## Your goal
What is the count of lines in the listing below that hold the string "from"? Reply with that number alone.

(Dataset entries)
• • • • • • •

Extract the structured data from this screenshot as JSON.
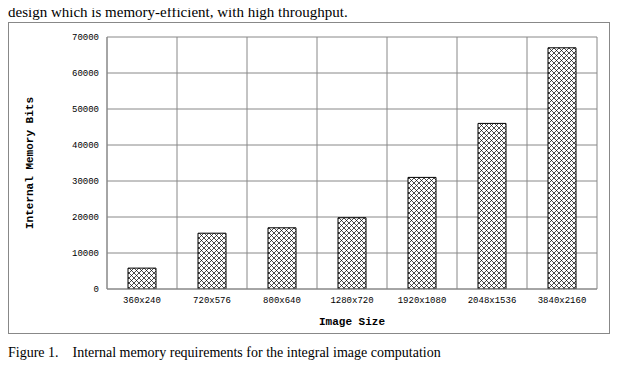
{
  "text_above": "design which is memory-efficient, with high throughput.",
  "caption": "Figure 1.    Internal memory requirements for the integral image computation",
  "chart_data": {
    "type": "bar",
    "x_label": "Image Size",
    "y_label": "Internal Memory Bits",
    "categories": [
      "360x240",
      "720x576",
      "800x640",
      "1280x720",
      "1920x1080",
      "2048x1536",
      "3840x2160"
    ],
    "values": [
      5800,
      15500,
      17000,
      19800,
      31000,
      46000,
      67000
    ],
    "color": "#000000",
    "ylim": [
      0,
      70000
    ],
    "yticks": [
      0,
      10000,
      20000,
      30000,
      40000,
      50000,
      60000,
      70000
    ],
    "grid": true
  }
}
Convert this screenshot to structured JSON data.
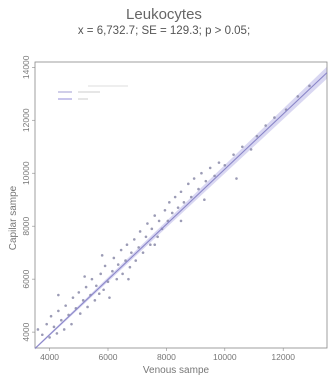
{
  "header": {
    "title": "Leukocytes",
    "stats": "x = 6,732.7; SE = 129.3;  p > 0.05;"
  },
  "chart_data": {
    "type": "scatter",
    "title": "Leukocytes",
    "subtitle": "x = 6,732.7; SE = 129.3;  p > 0.05;",
    "xlabel": "Venous sampe",
    "ylabel": "Capilar sampe",
    "xlim": [
      3500,
      13500
    ],
    "ylim": [
      3400,
      14200
    ],
    "xticks": [
      4000,
      6000,
      8000,
      10000,
      12000
    ],
    "yticks": [
      4000,
      6000,
      8000,
      10000,
      12000,
      14000
    ],
    "grid": false,
    "legend_position": "top-left",
    "regression_line": {
      "x0": 3500,
      "y0": 3380,
      "x1": 13500,
      "y1": 13800
    },
    "colors": {
      "points": "#8a8aa8",
      "line": "#8a86c8",
      "band": "#c9c6ec",
      "axis": "#888888"
    },
    "points": [
      {
        "x": 3600,
        "y": 4100
      },
      {
        "x": 3750,
        "y": 3900
      },
      {
        "x": 3900,
        "y": 4300
      },
      {
        "x": 4000,
        "y": 3800
      },
      {
        "x": 4050,
        "y": 4600
      },
      {
        "x": 4150,
        "y": 4200
      },
      {
        "x": 4250,
        "y": 3950
      },
      {
        "x": 4300,
        "y": 4800
      },
      {
        "x": 4400,
        "y": 4450
      },
      {
        "x": 4500,
        "y": 4100
      },
      {
        "x": 4550,
        "y": 5000
      },
      {
        "x": 4650,
        "y": 4650
      },
      {
        "x": 4750,
        "y": 4300
      },
      {
        "x": 4800,
        "y": 5300
      },
      {
        "x": 4900,
        "y": 4900
      },
      {
        "x": 5000,
        "y": 5500
      },
      {
        "x": 5050,
        "y": 4700
      },
      {
        "x": 5150,
        "y": 5200
      },
      {
        "x": 5250,
        "y": 5700
      },
      {
        "x": 5300,
        "y": 4950
      },
      {
        "x": 5400,
        "y": 5400
      },
      {
        "x": 5450,
        "y": 6000
      },
      {
        "x": 5550,
        "y": 5200
      },
      {
        "x": 5600,
        "y": 5750
      },
      {
        "x": 5700,
        "y": 5450
      },
      {
        "x": 5750,
        "y": 6200
      },
      {
        "x": 5850,
        "y": 5600
      },
      {
        "x": 5900,
        "y": 6500
      },
      {
        "x": 6000,
        "y": 5900
      },
      {
        "x": 6050,
        "y": 5300
      },
      {
        "x": 6150,
        "y": 6300
      },
      {
        "x": 6200,
        "y": 6800
      },
      {
        "x": 6300,
        "y": 6000
      },
      {
        "x": 6350,
        "y": 6550
      },
      {
        "x": 6450,
        "y": 7100
      },
      {
        "x": 6500,
        "y": 6200
      },
      {
        "x": 6600,
        "y": 6700
      },
      {
        "x": 6650,
        "y": 7300
      },
      {
        "x": 6750,
        "y": 6450
      },
      {
        "x": 6800,
        "y": 7000
      },
      {
        "x": 6900,
        "y": 7500
      },
      {
        "x": 6950,
        "y": 6700
      },
      {
        "x": 7050,
        "y": 7200
      },
      {
        "x": 7100,
        "y": 7800
      },
      {
        "x": 7200,
        "y": 7000
      },
      {
        "x": 7300,
        "y": 7600
      },
      {
        "x": 7350,
        "y": 8100
      },
      {
        "x": 7450,
        "y": 7300
      },
      {
        "x": 7500,
        "y": 7900
      },
      {
        "x": 7600,
        "y": 8400
      },
      {
        "x": 7700,
        "y": 7600
      },
      {
        "x": 7750,
        "y": 8200
      },
      {
        "x": 7850,
        "y": 7900
      },
      {
        "x": 7950,
        "y": 8600
      },
      {
        "x": 8050,
        "y": 8200
      },
      {
        "x": 8100,
        "y": 8900
      },
      {
        "x": 8200,
        "y": 8500
      },
      {
        "x": 8300,
        "y": 9100
      },
      {
        "x": 8400,
        "y": 8700
      },
      {
        "x": 8500,
        "y": 9300
      },
      {
        "x": 8600,
        "y": 8900
      },
      {
        "x": 8750,
        "y": 9600
      },
      {
        "x": 8850,
        "y": 9100
      },
      {
        "x": 8950,
        "y": 9800
      },
      {
        "x": 9100,
        "y": 9400
      },
      {
        "x": 9200,
        "y": 10000
      },
      {
        "x": 9350,
        "y": 9700
      },
      {
        "x": 9500,
        "y": 10200
      },
      {
        "x": 9650,
        "y": 9900
      },
      {
        "x": 9800,
        "y": 10400
      },
      {
        "x": 10000,
        "y": 10300
      },
      {
        "x": 10300,
        "y": 10700
      },
      {
        "x": 10600,
        "y": 11000
      },
      {
        "x": 10900,
        "y": 10900
      },
      {
        "x": 11100,
        "y": 11400
      },
      {
        "x": 11400,
        "y": 11800
      },
      {
        "x": 11700,
        "y": 12100
      },
      {
        "x": 12100,
        "y": 12400
      },
      {
        "x": 12500,
        "y": 12900
      },
      {
        "x": 12900,
        "y": 13300
      },
      {
        "x": 5800,
        "y": 6900
      },
      {
        "x": 6700,
        "y": 6000
      },
      {
        "x": 7600,
        "y": 7300
      },
      {
        "x": 8500,
        "y": 8200
      },
      {
        "x": 5200,
        "y": 6100
      },
      {
        "x": 4300,
        "y": 5400
      },
      {
        "x": 9300,
        "y": 9000
      },
      {
        "x": 10400,
        "y": 9800
      }
    ]
  }
}
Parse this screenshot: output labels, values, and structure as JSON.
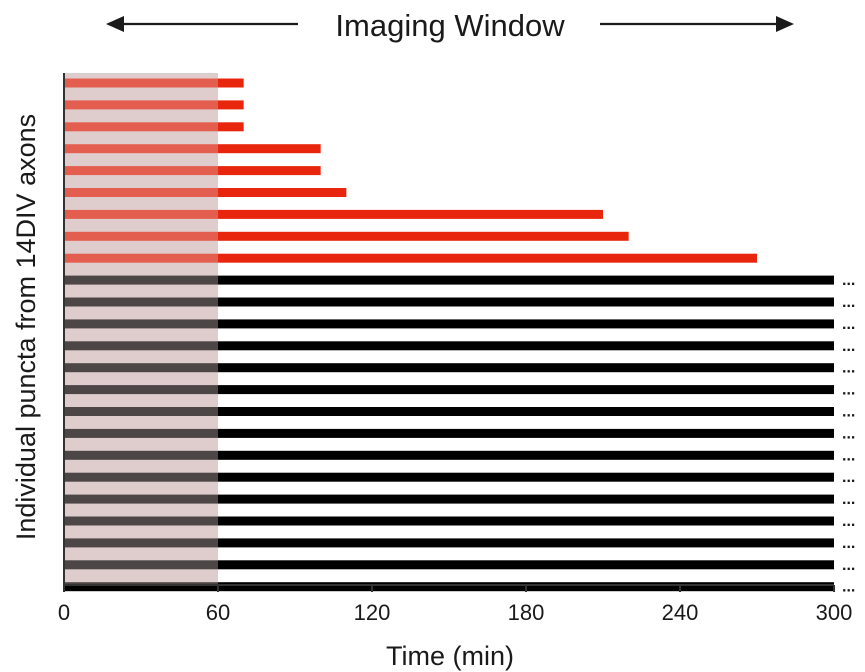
{
  "chart_data": {
    "type": "bar",
    "orientation": "horizontal",
    "title": "Imaging Window",
    "xlabel": "Time (min)",
    "ylabel": "Individual puncta from 14DIV axons",
    "xlim": [
      0,
      300
    ],
    "xticks": [
      0,
      60,
      120,
      180,
      240,
      300
    ],
    "shaded_region": [
      0,
      60
    ],
    "continuation_marker": "...",
    "series": [
      {
        "color": "#e8260e",
        "values": [
          70,
          70,
          70,
          100,
          100,
          110,
          210,
          220,
          270
        ]
      },
      {
        "color": "#000000",
        "values": [
          300,
          300,
          300,
          300,
          300,
          300,
          300,
          300,
          300,
          300,
          300,
          300,
          300,
          300,
          300
        ],
        "continues_beyond_window": true
      }
    ],
    "colors": {
      "shade": "#dcc8c8",
      "axis": "#333333"
    },
    "grid": false
  }
}
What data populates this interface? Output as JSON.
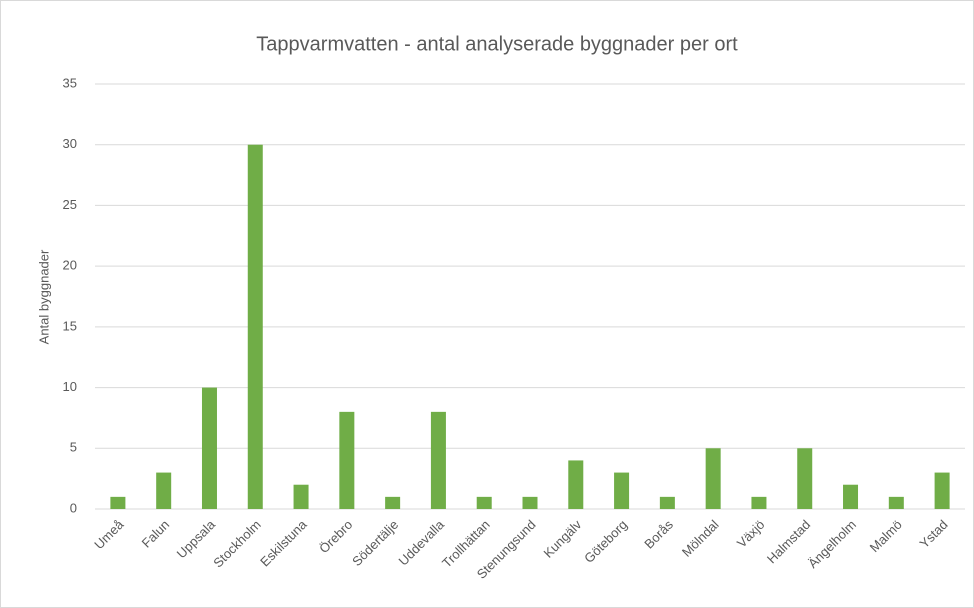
{
  "chart_data": {
    "type": "bar",
    "title": "Tappvarmvatten - antal analyserade byggnader per ort",
    "y_label": "Antal byggnader",
    "categories": [
      "Umeå",
      "Falun",
      "Uppsala",
      "Stockholm",
      "Eskilstuna",
      "Örebro",
      "Södertälje",
      "Uddevalla",
      "Trollhättan",
      "Stenungsund",
      "Kungälv",
      "Göteborg",
      "Borås",
      "Mölndal",
      "Växjö",
      "Halmstad",
      "Ängelholm",
      "Malmö",
      "Ystad"
    ],
    "values": [
      1,
      3,
      10,
      30,
      2,
      8,
      1,
      8,
      1,
      1,
      4,
      3,
      1,
      5,
      1,
      5,
      2,
      1,
      3
    ],
    "color": "#70ad47",
    "ylim": [
      0,
      35
    ],
    "yticks": [
      0,
      5,
      10,
      15,
      20,
      25,
      30,
      35
    ],
    "grid": true
  }
}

• • • • • • •

## The solution
2